* start *

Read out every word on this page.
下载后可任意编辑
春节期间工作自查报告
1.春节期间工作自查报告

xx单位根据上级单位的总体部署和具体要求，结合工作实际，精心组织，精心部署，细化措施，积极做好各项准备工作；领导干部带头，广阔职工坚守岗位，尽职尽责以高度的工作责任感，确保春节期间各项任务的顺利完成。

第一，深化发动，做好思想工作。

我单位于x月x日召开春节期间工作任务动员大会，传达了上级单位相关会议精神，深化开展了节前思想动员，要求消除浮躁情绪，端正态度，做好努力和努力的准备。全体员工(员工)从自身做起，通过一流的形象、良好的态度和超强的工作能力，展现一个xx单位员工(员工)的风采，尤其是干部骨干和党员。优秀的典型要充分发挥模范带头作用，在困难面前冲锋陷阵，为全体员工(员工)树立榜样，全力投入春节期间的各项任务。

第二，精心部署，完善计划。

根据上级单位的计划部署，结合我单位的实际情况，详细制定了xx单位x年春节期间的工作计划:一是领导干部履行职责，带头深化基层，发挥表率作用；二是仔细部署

* end *
* start *

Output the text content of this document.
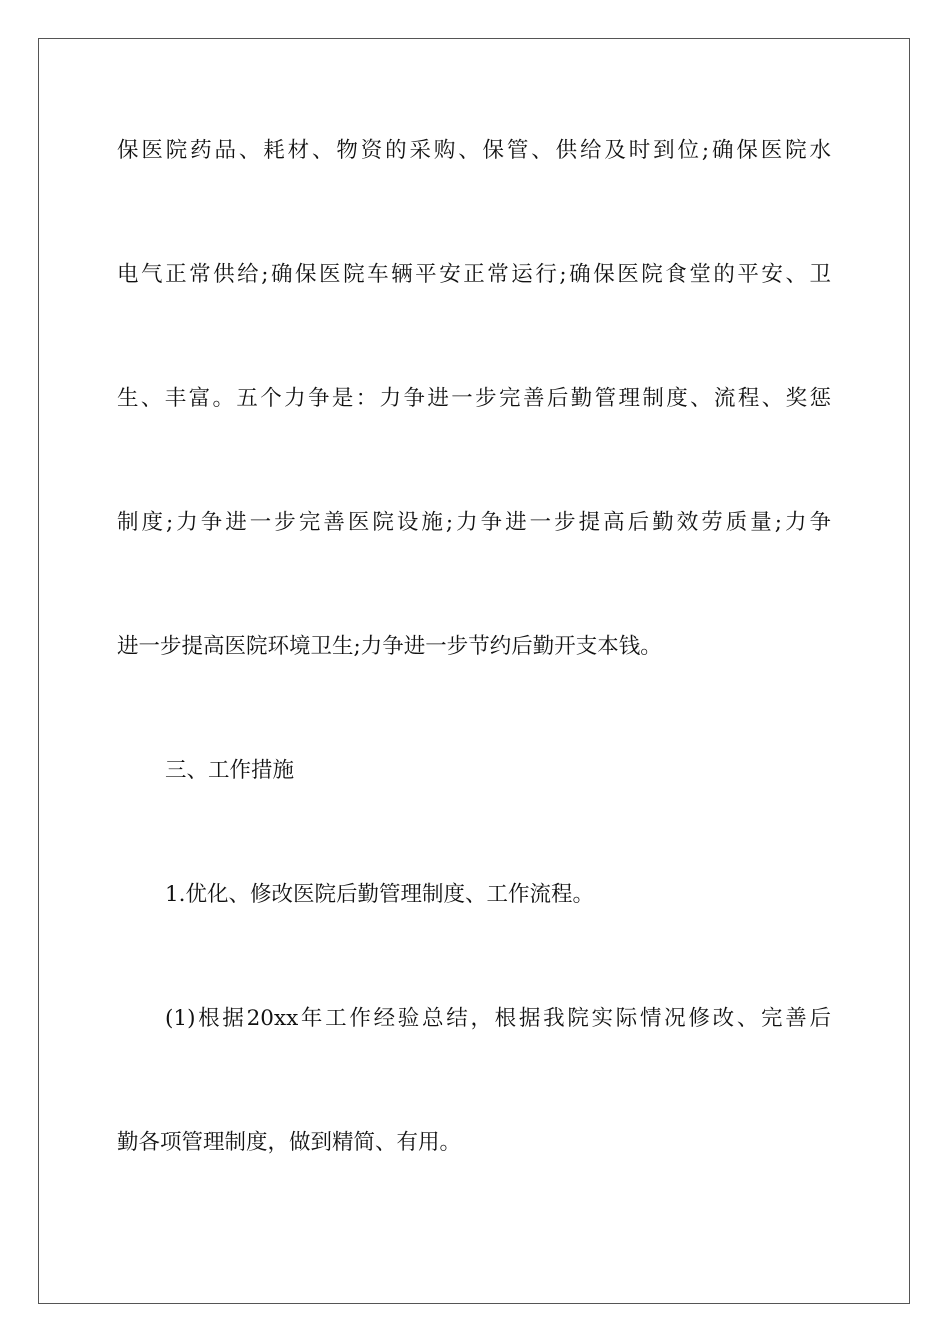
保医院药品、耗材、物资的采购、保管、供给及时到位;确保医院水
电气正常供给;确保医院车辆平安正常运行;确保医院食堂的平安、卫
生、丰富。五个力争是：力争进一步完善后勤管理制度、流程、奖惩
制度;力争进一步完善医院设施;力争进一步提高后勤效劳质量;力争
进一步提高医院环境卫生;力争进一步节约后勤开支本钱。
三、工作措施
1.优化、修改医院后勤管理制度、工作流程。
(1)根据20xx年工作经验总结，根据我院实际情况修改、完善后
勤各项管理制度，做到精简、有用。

* end *

Say, as a bare number, how many lines in the entries above include the string "this".

2